> INSTRUCTION
Determine how many lines of the material hold the string "zakresie" and reply with only that number.

> EXCERPTED DATA
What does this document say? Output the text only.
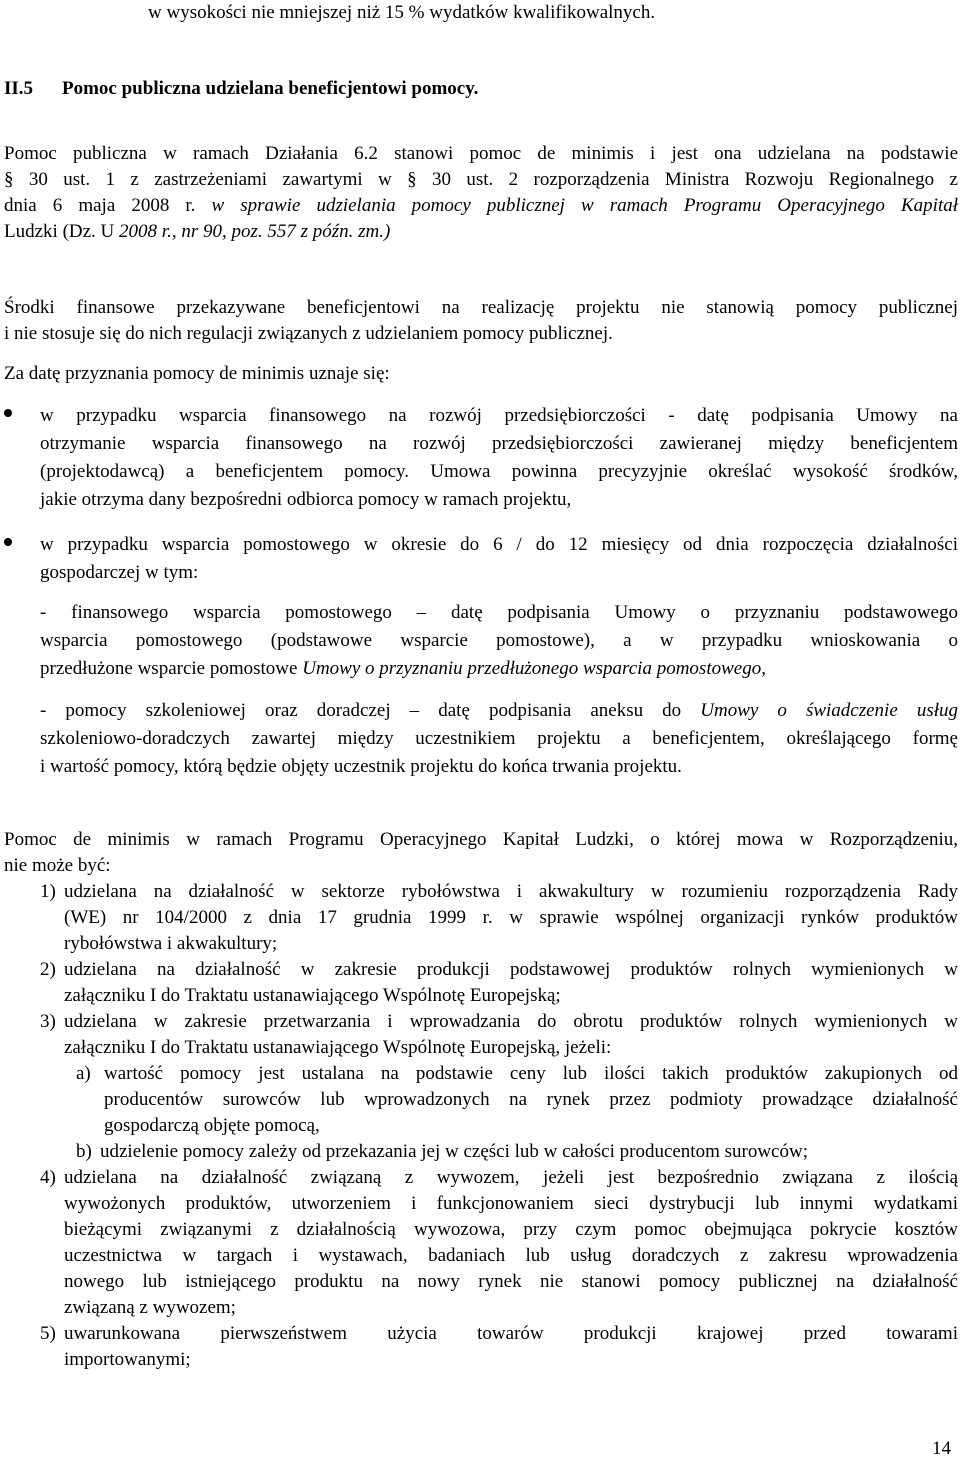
w wysokości nie mniejszej niż 15 % wydatków kwalifikowalnych.

II.5 Pomoc publiczna udzielana beneficjentowi pomocy.

Pomoc publiczna w ramach Działania 6.2 stanowi pomoc de minimis i jest ona udzielana na podstawie

§ 30 ust. 1 z zastrzeżeniami zawartymi w § 30 ust. 2 rozporządzenia Ministra Rozwoju Regionalnego z

dnia 6 maja 2008 r. w sprawie udzielania pomocy publicznej w ramach Programu Operacyjnego Kapitał

Ludzki (Dz. U 2008 r., nr 90, poz. 557 z późn. zm.)

Środki finansowe przekazywane beneficjentowi na realizację projektu nie stanowią pomocy publicznej

i nie stosuje się do nich regulacji związanych z udzielaniem pomocy publicznej.

Za datę przyznania pomocy de minimis uznaje się:

w przypadku wsparcia finansowego na rozwój przedsiębiorczości - datę podpisania Umowy na

otrzymanie wsparcia finansowego na rozwój przedsiębiorczości zawieranej między beneficjentem

(projektodawcą) a beneficjentem pomocy. Umowa powinna precyzyjnie określać wysokość środków,

jakie otrzyma dany bezpośredni odbiorca pomocy w ramach projektu,

w przypadku wsparcia pomostowego w okresie do 6 / do 12 miesięcy od dnia rozpoczęcia działalności

gospodarczej w tym:

- finansowego wsparcia pomostowego – datę podpisania Umowy o przyznaniu podstawowego

wsparcia pomostowego (podstawowe wsparcie pomostowe), a w przypadku wnioskowania o

przedłużone wsparcie pomostowe Umowy o przyznaniu przedłużonego wsparcia pomostowego,

- pomocy szkoleniowej oraz doradczej – datę podpisania aneksu do Umowy o świadczenie usług

szkoleniowo-doradczych zawartej między uczestnikiem projektu a beneficjentem, określającego formę

i wartość pomocy, którą będzie objęty uczestnik projektu do końca trwania projektu.

Pomoc de minimis w ramach Programu Operacyjnego Kapitał Ludzki, o której mowa w Rozporządzeniu,

nie może być:

1) udzielana na działalność w sektorze rybołówstwa i akwakultury w rozumieniu rozporządzenia Rady

(WE) nr 104/2000 z dnia 17 grudnia 1999 r. w sprawie wspólnej organizacji rynków produktów

rybołówstwa i akwakultury;

2) udzielana na działalność w zakresie produkcji podstawowej produktów rolnych wymienionych w

załączniku I do Traktatu ustanawiającego Wspólnotę Europejską;

3) udzielana w zakresie przetwarzania i wprowadzania do obrotu produktów rolnych wymienionych w

załączniku I do Traktatu ustanawiającego Wspólnotę Europejską, jeżeli:

a) wartość pomocy jest ustalana na podstawie ceny lub ilości takich produktów zakupionych od

producentów surowców lub wprowadzonych na rynek przez podmioty prowadzące działalność

gospodarczą objęte pomocą,

b) udzielenie pomocy zależy od przekazania jej w części lub w całości producentom surowców;

4) udzielana na działalność związaną z wywozem, jeżeli jest bezpośrednio związana z ilością

wywożonych produktów, utworzeniem i funkcjonowaniem sieci dystrybucji lub innymi wydatkami

bieżącymi związanymi z działalnością wywozowa, przy czym pomoc obejmująca pokrycie kosztów

uczestnictwa w targach i wystawach, badaniach lub usług doradczych z zakresu wprowadzenia

nowego lub istniejącego produktu na nowy rynek nie stanowi pomocy publicznej na działalność

związaną z wywozem;

5) uwarunkowana pierwszeństwem użycia towarów produkcji krajowej przed towarami

importowanymi;

14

> PROBLEM SOLUTION
2